* [The problem] Using the records below, report how many lines hold "waveform", with no extra text.

***

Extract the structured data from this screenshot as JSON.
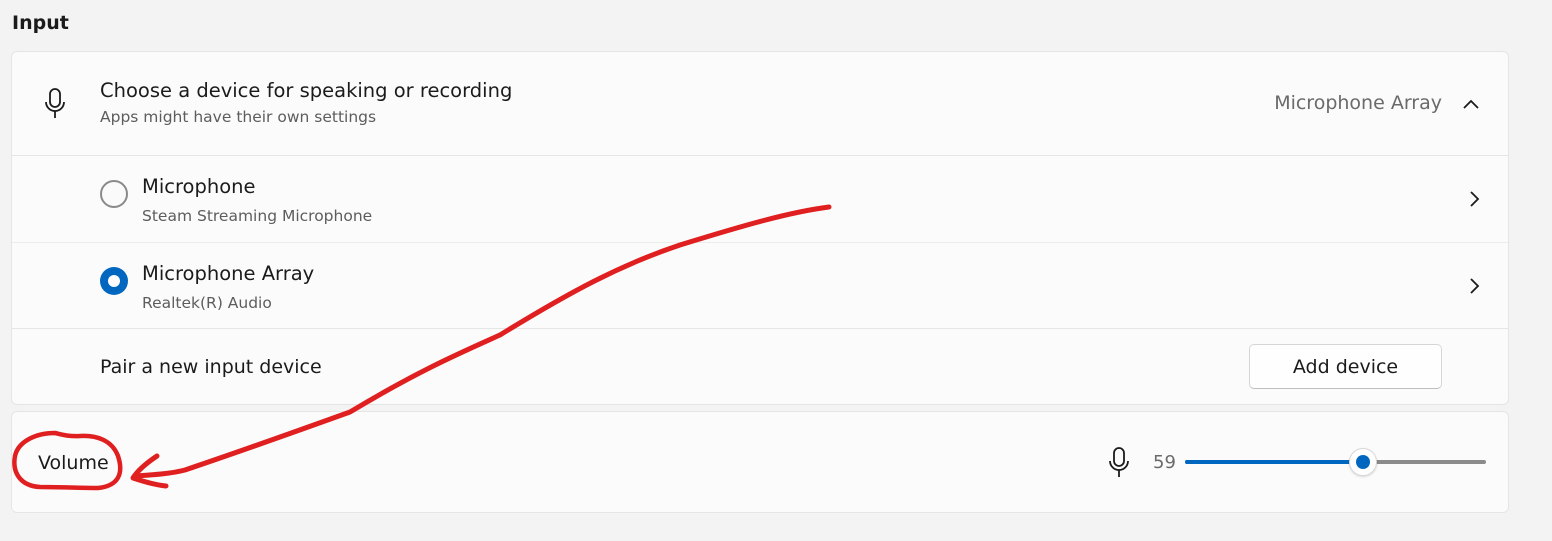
{
  "section": {
    "title": "Input"
  },
  "input_device": {
    "title": "Choose a device for speaking or recording",
    "subtitle": "Apps might have their own settings",
    "selected_value": "Microphone Array",
    "expanded_icon": "chevron-up-icon",
    "device_icon": "microphone-icon",
    "devices": [
      {
        "name": "Microphone",
        "description": "Steam Streaming Microphone",
        "selected": false
      },
      {
        "name": "Microphone Array",
        "description": "Realtek(R) Audio",
        "selected": true
      }
    ]
  },
  "pair": {
    "label": "Pair a new input device",
    "button_label": "Add device"
  },
  "volume": {
    "label": "Volume",
    "value": "59",
    "level_percent": 59,
    "icon": "microphone-icon"
  },
  "colors": {
    "accent": "#0067c0",
    "annotation": "#e02020"
  }
}
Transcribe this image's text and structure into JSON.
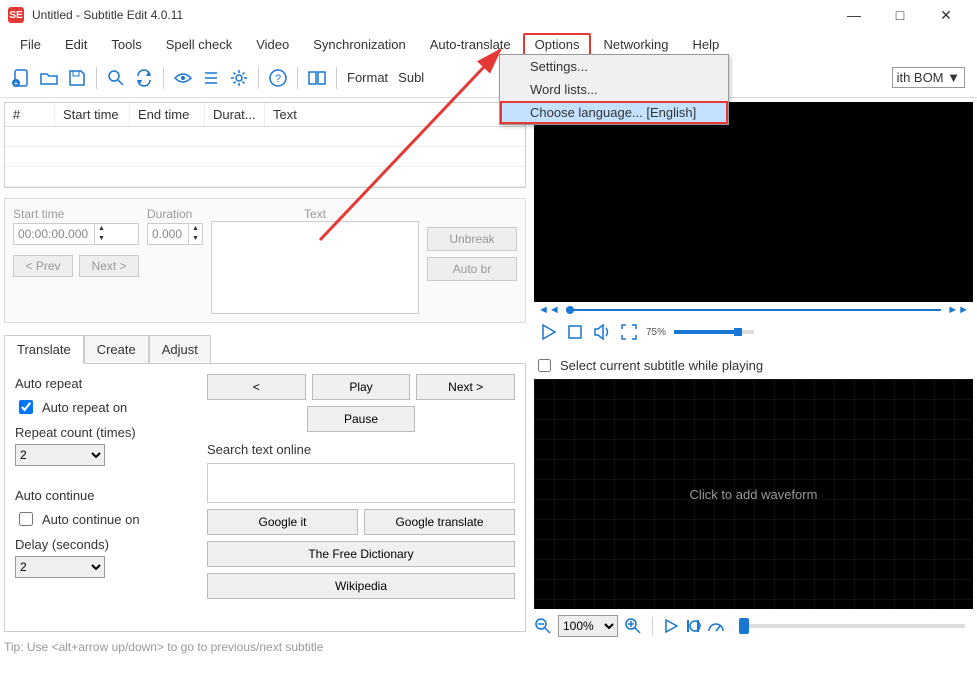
{
  "app_icon_text": "SE",
  "title": "Untitled - Subtitle Edit 4.0.11",
  "win": {
    "min": "—",
    "max": "□",
    "close": "✕"
  },
  "menu": {
    "file": "File",
    "edit": "Edit",
    "tools": "Tools",
    "spell": "Spell check",
    "video": "Video",
    "sync": "Synchronization",
    "auto": "Auto-translate",
    "options": "Options",
    "net": "Networking",
    "help": "Help"
  },
  "dropdown": {
    "settings": "Settings...",
    "wordlists": "Word lists...",
    "lang": "Choose language... [English]"
  },
  "toolbar": {
    "format_label": "Format",
    "format_value": "Subl",
    "encoding_value": "ith BOM  ▼"
  },
  "table": {
    "num": "#",
    "start": "Start time",
    "end": "End time",
    "dur": "Durat...",
    "text": "Text"
  },
  "edit": {
    "start_label": "Start time",
    "start_value": "00:00:00.000",
    "dur_label": "Duration",
    "dur_value": "0.000",
    "text_label": "Text",
    "unbreak": "Unbreak",
    "autobr": "Auto br",
    "prev": "< Prev",
    "next": "Next >"
  },
  "tabs": {
    "translate": "Translate",
    "create": "Create",
    "adjust": "Adjust"
  },
  "panel": {
    "auto_repeat": "Auto repeat",
    "auto_repeat_on": "Auto repeat on",
    "repeat_count": "Repeat count (times)",
    "repeat_value": "2",
    "auto_continue": "Auto continue",
    "auto_continue_on": "Auto continue on",
    "delay": "Delay (seconds)",
    "delay_value": "2",
    "back": "<",
    "play": "Play",
    "next": "Next >",
    "pause": "Pause",
    "search_label": "Search text online",
    "google_it": "Google it",
    "google_tr": "Google translate",
    "freedict": "The Free Dictionary",
    "wiki": "Wikipedia"
  },
  "tip": "Tip: Use <alt+arrow up/down> to go to previous/next subtitle",
  "video": {
    "vol": "75%"
  },
  "wave": {
    "check_label": "Select current subtitle while playing",
    "placeholder": "Click to add waveform",
    "zoom": "100%"
  }
}
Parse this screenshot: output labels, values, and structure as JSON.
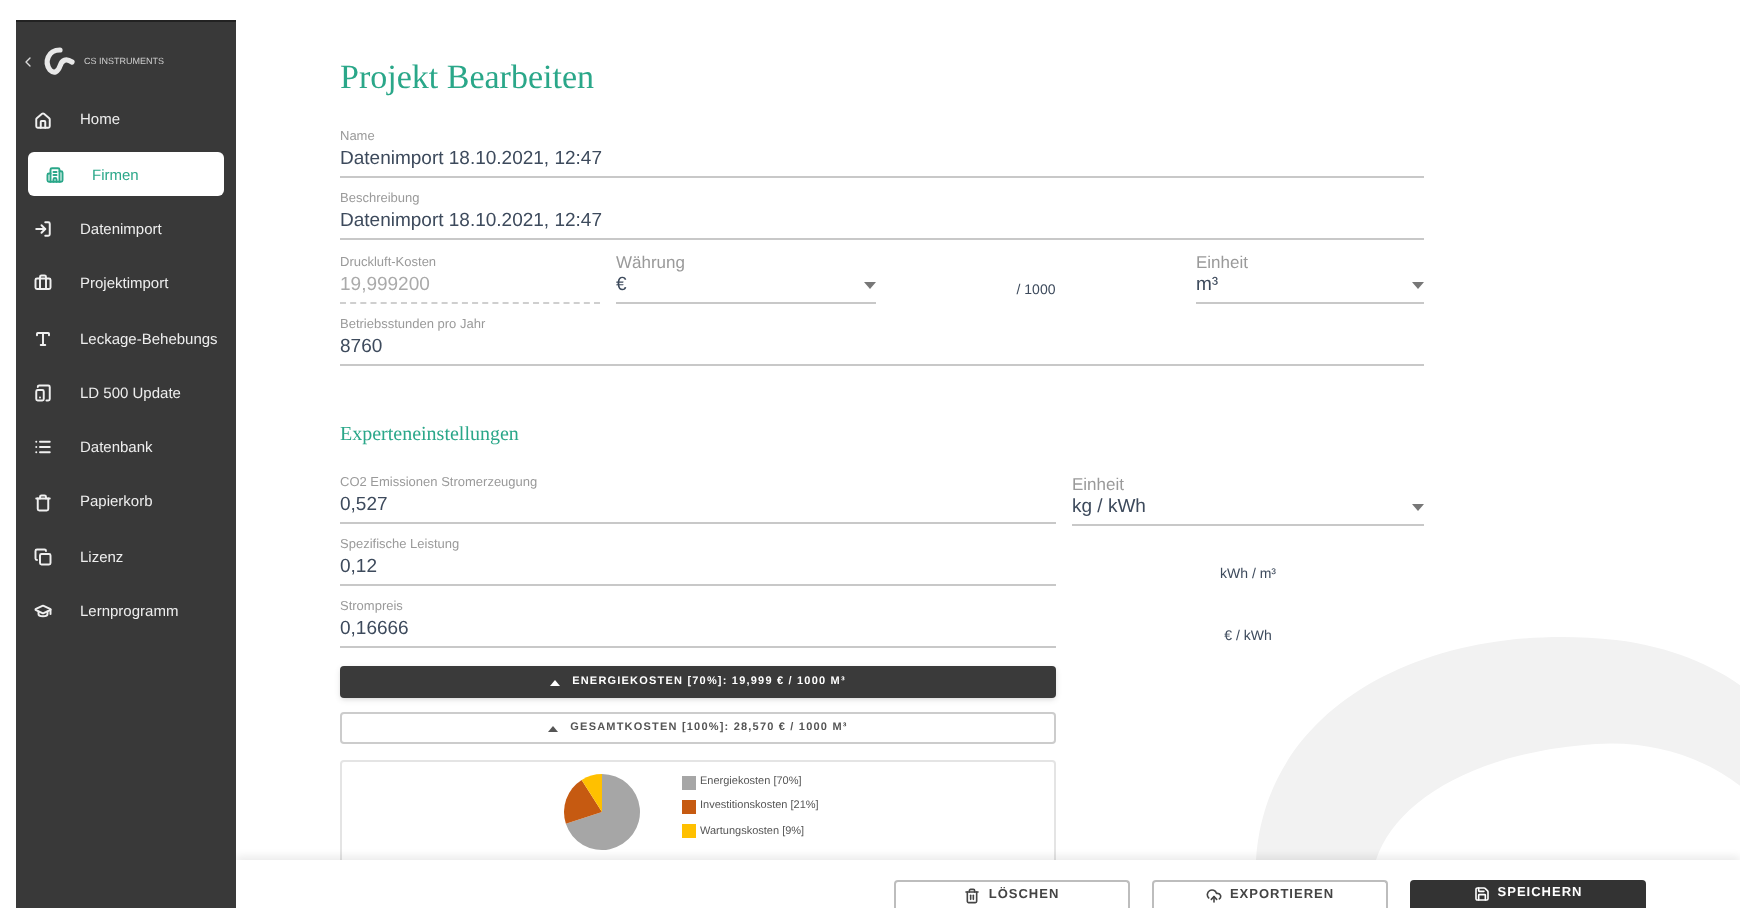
{
  "sidebar": {
    "brand": "CS INSTRUMENTS",
    "items": [
      {
        "label": "Home",
        "selected": false
      },
      {
        "label": "Firmen",
        "selected": true
      },
      {
        "label": "Datenimport",
        "selected": false
      },
      {
        "label": "Projektimport",
        "selected": false
      },
      {
        "label": "Leckage-Behebungs",
        "selected": false
      },
      {
        "label": "LD 500 Update",
        "selected": false
      },
      {
        "label": "Datenbank",
        "selected": false
      },
      {
        "label": "Papierkorb",
        "selected": false
      },
      {
        "label": "Lizenz",
        "selected": false
      },
      {
        "label": "Lernprogramm",
        "selected": false
      }
    ]
  },
  "page_title": "Projekt Bearbeiten",
  "name_field": {
    "label": "Name",
    "value": "Datenimport  18.10.2021, 12:47"
  },
  "description_field": {
    "label": "Beschreibung",
    "value": "Datenimport  18.10.2021, 12:47"
  },
  "cost_field": {
    "label": "Druckluft-Kosten",
    "value": "19,999200",
    "disabled": true
  },
  "currency_select": {
    "label": "Währung",
    "value": "€"
  },
  "per_text": "/ 1000",
  "unit_select": {
    "label": "Einheit",
    "value": "m³"
  },
  "hours_field": {
    "label": "Betriebsstunden pro Jahr",
    "value": "8760"
  },
  "expert_settings": {
    "title": "Experteneinstellungen",
    "fields": [
      {
        "label": "CO2 Emissionen Stromerzeugung",
        "value": "0,527"
      },
      {
        "label": "Spezifische Leistung",
        "value": "0,12"
      },
      {
        "label": "Strompreis",
        "value": "0,16666"
      }
    ],
    "unit_select": {
      "label": "Einheit",
      "value": "kg / kWh"
    },
    "unit_labels": [
      "kWh / m³",
      "€ / kWh"
    ],
    "cost_toggles": [
      {
        "label": "ENERGIEKOSTEN [70%]: 19,999 € / 1000 M³",
        "selected": true
      },
      {
        "label": "GESAMTKOSTEN [100%]: 28,570 € / 1000 M³",
        "selected": false
      }
    ],
    "chart_data": {
      "type": "pie",
      "categories": [
        "Energiekosten [70%]",
        "Investitionskosten [21%]",
        "Wartungskosten [9%]"
      ],
      "values": [
        70,
        21,
        9
      ]
    },
    "legend": [
      {
        "color": "#a6a6a6"
      },
      {
        "color": "#c65a11"
      },
      {
        "color": "#ffc000"
      }
    ]
  },
  "footer_buttons": [
    {
      "kind": "delete",
      "label": "LÖSCHEN"
    },
    {
      "kind": "export",
      "label": "EXPORTIEREN"
    },
    {
      "kind": "save",
      "label": "SPEICHERN"
    }
  ]
}
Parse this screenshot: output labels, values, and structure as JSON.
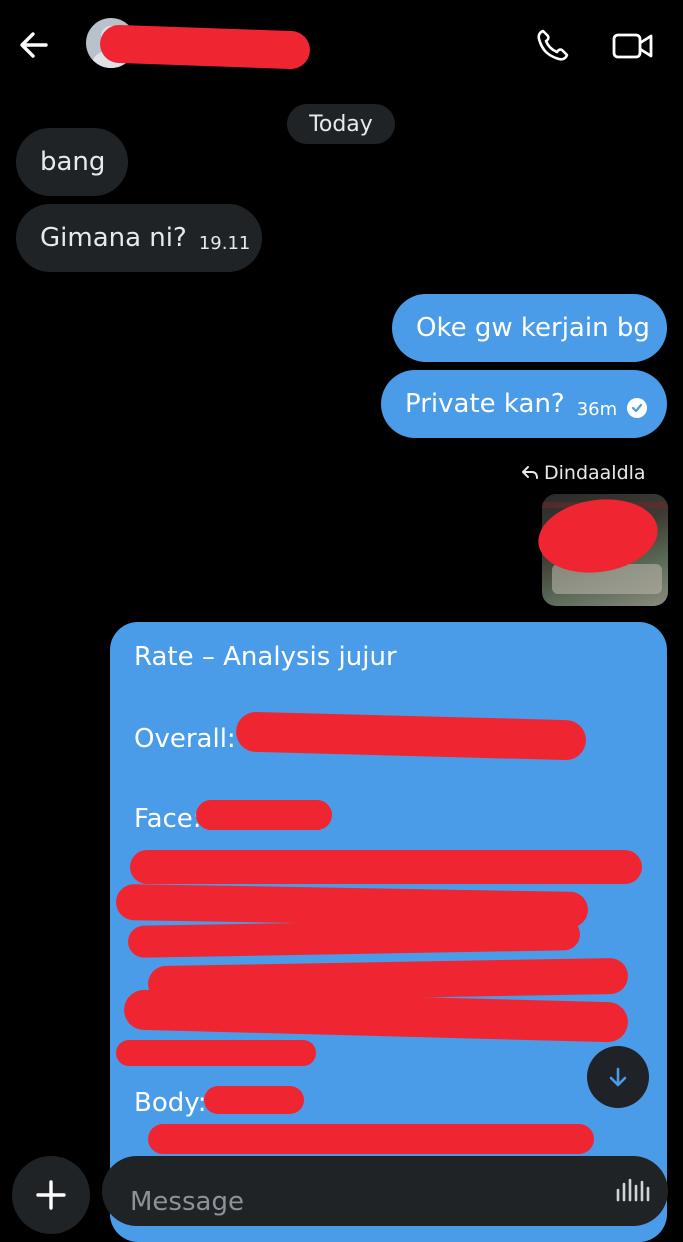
{
  "header": {
    "back_icon": "arrow-left-icon",
    "avatar_icon": "default-user-avatar",
    "call_icon": "phone-icon",
    "video_icon": "video-camera-icon"
  },
  "date_divider": "Today",
  "messages": [
    {
      "side": "incoming",
      "text": "bang",
      "time": ""
    },
    {
      "side": "incoming",
      "text": "Gimana ni?",
      "time": "19.11"
    },
    {
      "side": "outgoing",
      "text": "Oke gw kerjain bg",
      "time": ""
    },
    {
      "side": "outgoing",
      "text": "Private kan?",
      "time": "36m",
      "status_icon": "read-check-icon"
    }
  ],
  "reply": {
    "icon": "reply-arrow-icon",
    "author": "Dindaaldla"
  },
  "card": {
    "title": "Rate – Analysis jujur",
    "overall_label": "Overall:",
    "face_label": "Face:",
    "body_label": "Body:"
  },
  "scroll_button_icon": "arrow-down-icon",
  "composer": {
    "add_icon": "plus-icon",
    "placeholder": "Message",
    "voice_icon": "audio-waveform-icon"
  },
  "colors": {
    "background": "#000000",
    "incoming_bubble": "#202326",
    "outgoing_bubble": "#4b9ce8",
    "redaction": "#ef2632"
  }
}
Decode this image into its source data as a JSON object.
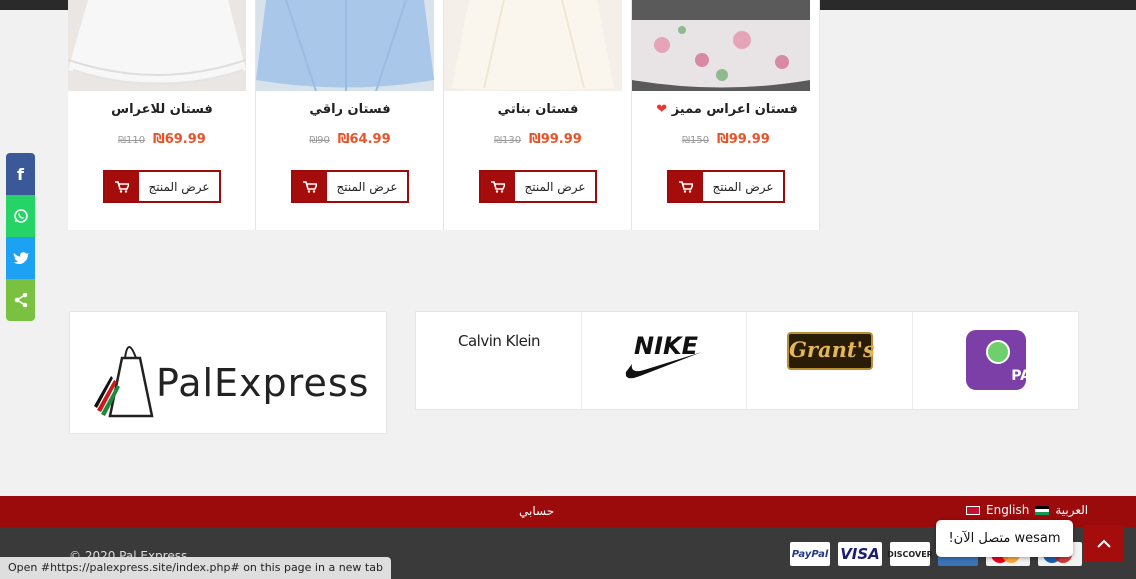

***

* [Result] 2